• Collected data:
++++++++++
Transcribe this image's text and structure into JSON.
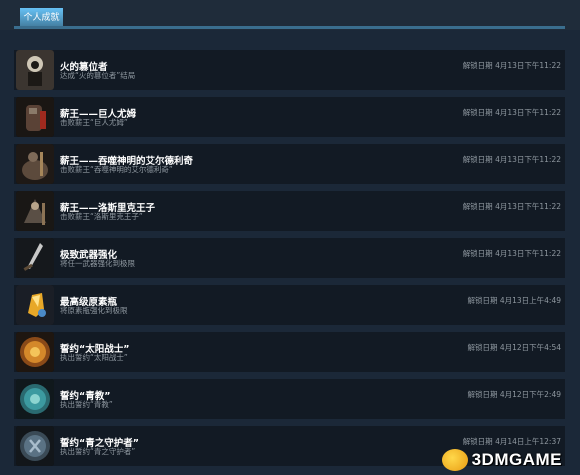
{
  "tabs": [
    {
      "label": "个人成就",
      "active": true
    }
  ],
  "accent": "#67c1f5",
  "achievements": [
    {
      "title": "火的篡位者",
      "description": "达成“火的篡位者”结局",
      "unlocked": "解锁日期 4月13日下午11:22",
      "icon": "usurper-crown-icon"
    },
    {
      "title": "薪王——巨人尤姆",
      "description": "击败薪王“巨人尤姆”",
      "unlocked": "解锁日期 4月13日下午11:22",
      "icon": "yhorm-giant-icon"
    },
    {
      "title": "薪王——吞噬神明的艾尔德利奇",
      "description": "击败薪王“吞噬神明的艾尔德利奇”",
      "unlocked": "解锁日期 4月13日下午11:22",
      "icon": "aldrich-icon"
    },
    {
      "title": "薪王——洛斯里克王子",
      "description": "击败薪王“洛斯里克王子”",
      "unlocked": "解锁日期 4月13日下午11:22",
      "icon": "prince-lothric-icon"
    },
    {
      "title": "极致武器强化",
      "description": "将任一武器强化到极限",
      "unlocked": "解锁日期 4月13日下午11:22",
      "icon": "sword-icon"
    },
    {
      "title": "最高级原素瓶",
      "description": "将原素瓶强化到极限",
      "unlocked": "解锁日期 4月13日上午4:49",
      "icon": "estus-shard-icon"
    },
    {
      "title": "誓约“太阳战士”",
      "description": "执出誓约“太阳战士”",
      "unlocked": "解锁日期 4月12日下午4:54",
      "icon": "sun-medal-icon"
    },
    {
      "title": "誓约“青教”",
      "description": "执出誓约“青教”",
      "unlocked": "解锁日期 4月12日下午2:49",
      "icon": "blue-medal-icon"
    },
    {
      "title": "誓约“青之守护者”",
      "description": "执出誓约“青之守护者”",
      "unlocked": "解锁日期 4月14日上午12:37",
      "icon": "shield-medal-icon"
    }
  ],
  "watermark": {
    "text": "3DMGAME"
  }
}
++++++++++
• Problem to work on:
Exactly how many lines in the data above contain the word "洛斯里克王子"? Respond with the number and nothing more.

• Exercise result:
2